** begin **

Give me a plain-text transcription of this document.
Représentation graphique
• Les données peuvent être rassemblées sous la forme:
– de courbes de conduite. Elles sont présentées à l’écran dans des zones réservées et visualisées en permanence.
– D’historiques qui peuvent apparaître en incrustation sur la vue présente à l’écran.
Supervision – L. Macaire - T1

** end **

— Goal —
Write out every entry again, keeping each line exactly the same.

— Written answer —
Give me a plain-text transcription of this document.
Représentation graphique
• Les données peuvent être rassemblées sous la forme:
– de courbes de conduite. Elles sont présentées à l’écran dans des zones réservées et visualisées en permanence.
– D’historiques qui peuvent apparaître en incrustation sur la vue présente à l’écran.
Supervision – L. Macaire - T1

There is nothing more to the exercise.